** START **

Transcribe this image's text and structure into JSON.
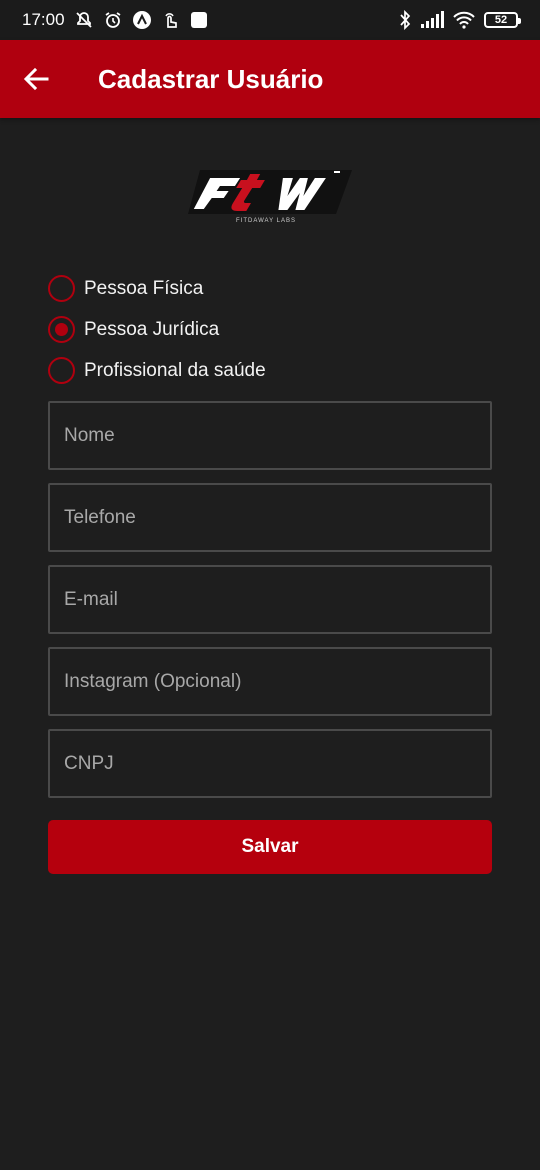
{
  "status_bar": {
    "time": "17:00",
    "battery": "52",
    "icons": [
      "mute-icon",
      "alarm-icon",
      "app-icon",
      "gesture-icon",
      "square-icon",
      "bluetooth-icon",
      "signal-icon",
      "wifi-icon",
      "battery-icon"
    ]
  },
  "app_bar": {
    "title": "Cadastrar Usuário",
    "back_icon": "arrow-left-icon"
  },
  "logo": {
    "text": "FTW",
    "subtext": "FITDAWAY LABS"
  },
  "account_type": {
    "options": [
      {
        "label": "Pessoa Física",
        "selected": false
      },
      {
        "label": "Pessoa Jurídica",
        "selected": true
      },
      {
        "label": "Profissional da saúde",
        "selected": false
      }
    ]
  },
  "form": {
    "fields": [
      {
        "placeholder": "Nome",
        "value": ""
      },
      {
        "placeholder": "Telefone",
        "value": ""
      },
      {
        "placeholder": "E-mail",
        "value": ""
      },
      {
        "placeholder": "Instagram (Opcional)",
        "value": ""
      },
      {
        "placeholder": "CNPJ",
        "value": ""
      }
    ],
    "save_label": "Salvar"
  },
  "colors": {
    "accent": "#b0000f",
    "background": "#1e1e1e",
    "field_border": "#4a4a4a"
  }
}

** END **

__SET EXERCISE__.
Strip the images and reproduce the remaining records precisely.

__REPLY__.
Transcribe this image's text and structure into JSON.
{
  "status_bar": {
    "time": "17:00",
    "battery": "52",
    "icons": [
      "mute-icon",
      "alarm-icon",
      "app-icon",
      "gesture-icon",
      "square-icon",
      "bluetooth-icon",
      "signal-icon",
      "wifi-icon",
      "battery-icon"
    ]
  },
  "app_bar": {
    "title": "Cadastrar Usuário",
    "back_icon": "arrow-left-icon"
  },
  "logo": {
    "text": "FTW",
    "subtext": "FITDAWAY LABS"
  },
  "account_type": {
    "options": [
      {
        "label": "Pessoa Física",
        "selected": false
      },
      {
        "label": "Pessoa Jurídica",
        "selected": true
      },
      {
        "label": "Profissional da saúde",
        "selected": false
      }
    ]
  },
  "form": {
    "fields": [
      {
        "placeholder": "Nome",
        "value": ""
      },
      {
        "placeholder": "Telefone",
        "value": ""
      },
      {
        "placeholder": "E-mail",
        "value": ""
      },
      {
        "placeholder": "Instagram (Opcional)",
        "value": ""
      },
      {
        "placeholder": "CNPJ",
        "value": ""
      }
    ],
    "save_label": "Salvar"
  },
  "colors": {
    "accent": "#b0000f",
    "background": "#1e1e1e",
    "field_border": "#4a4a4a"
  }
}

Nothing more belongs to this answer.